▶ [INSTRUCTIONS FOR THE TASK]: Copy each line of the records that holds the string "Culture".

-- Start MATERIAL SHOWN --

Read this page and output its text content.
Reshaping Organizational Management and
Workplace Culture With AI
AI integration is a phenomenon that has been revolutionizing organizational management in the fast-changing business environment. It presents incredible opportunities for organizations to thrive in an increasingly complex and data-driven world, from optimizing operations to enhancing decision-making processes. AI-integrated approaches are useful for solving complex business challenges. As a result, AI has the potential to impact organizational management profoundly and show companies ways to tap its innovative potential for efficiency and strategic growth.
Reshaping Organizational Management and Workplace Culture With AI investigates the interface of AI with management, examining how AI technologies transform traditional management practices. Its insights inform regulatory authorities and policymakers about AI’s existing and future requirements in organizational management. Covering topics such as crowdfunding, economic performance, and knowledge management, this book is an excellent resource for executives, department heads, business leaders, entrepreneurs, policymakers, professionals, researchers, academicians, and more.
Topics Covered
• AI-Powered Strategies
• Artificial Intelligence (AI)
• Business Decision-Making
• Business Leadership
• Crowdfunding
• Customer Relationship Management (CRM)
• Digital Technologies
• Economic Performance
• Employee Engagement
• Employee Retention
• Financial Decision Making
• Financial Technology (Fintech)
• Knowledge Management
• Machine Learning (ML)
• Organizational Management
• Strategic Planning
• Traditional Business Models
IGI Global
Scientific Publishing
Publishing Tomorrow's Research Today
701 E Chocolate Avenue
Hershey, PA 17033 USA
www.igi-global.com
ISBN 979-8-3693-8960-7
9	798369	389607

-- End MATERIAL SHOWN --
-- Start MATERIAL SHOWN --

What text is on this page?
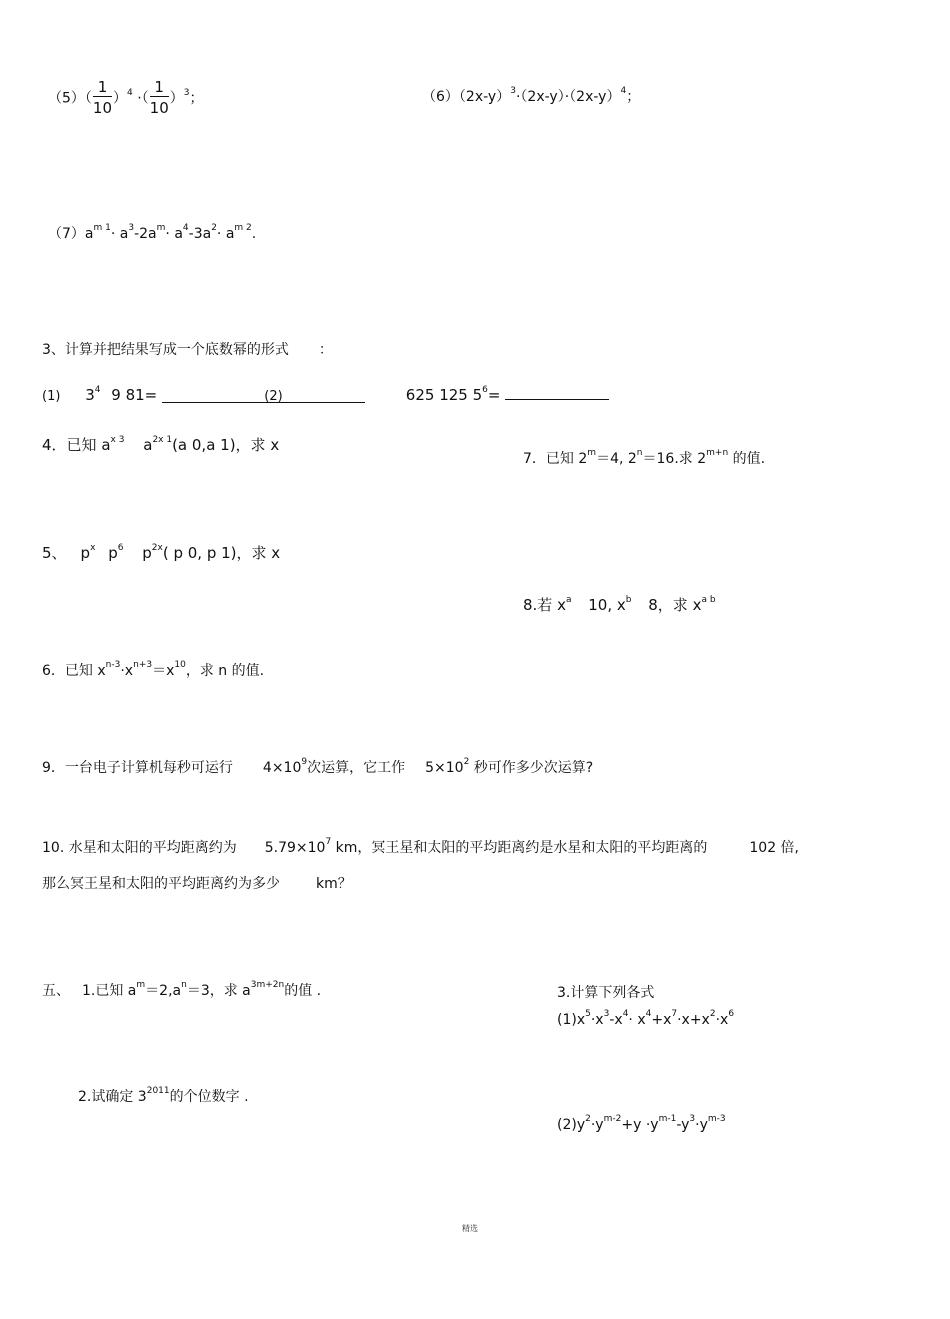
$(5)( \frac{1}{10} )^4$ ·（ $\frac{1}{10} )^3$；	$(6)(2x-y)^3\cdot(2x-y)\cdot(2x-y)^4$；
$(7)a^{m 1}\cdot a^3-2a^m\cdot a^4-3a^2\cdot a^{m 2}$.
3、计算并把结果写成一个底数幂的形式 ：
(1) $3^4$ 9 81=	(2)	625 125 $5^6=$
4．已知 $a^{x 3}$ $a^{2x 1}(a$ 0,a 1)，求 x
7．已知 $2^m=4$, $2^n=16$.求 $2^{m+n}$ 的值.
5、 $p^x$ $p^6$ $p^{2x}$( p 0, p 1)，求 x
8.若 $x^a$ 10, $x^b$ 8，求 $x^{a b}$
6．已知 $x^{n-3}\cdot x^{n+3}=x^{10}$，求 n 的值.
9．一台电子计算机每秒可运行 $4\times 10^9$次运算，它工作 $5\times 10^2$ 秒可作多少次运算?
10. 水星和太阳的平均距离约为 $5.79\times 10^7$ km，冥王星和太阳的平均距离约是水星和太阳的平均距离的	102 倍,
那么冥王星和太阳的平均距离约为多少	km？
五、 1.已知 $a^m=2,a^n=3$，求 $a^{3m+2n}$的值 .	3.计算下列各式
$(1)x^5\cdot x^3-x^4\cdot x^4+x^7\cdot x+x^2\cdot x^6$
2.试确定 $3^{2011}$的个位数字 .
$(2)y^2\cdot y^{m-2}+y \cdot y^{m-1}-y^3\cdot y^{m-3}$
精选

-- End MATERIAL SHOWN --

▶ [RESULT OF THE EXERCISE]:
Workplace Culture With AI
Reshaping Organizational Management and Workplace Culture With AI investigates the interface of AI with management, examining how AI technologies transform traditional management practices. Its insights inform regulatory authorities and policymakers about AI’s existing and future requirements in organizational management. Covering topics such as crowdfunding, economic performance, and knowledge management, this book is an excellent resource for executives, department heads, business leaders, entrepreneurs, policymakers, professionals, researchers, academicians, and more.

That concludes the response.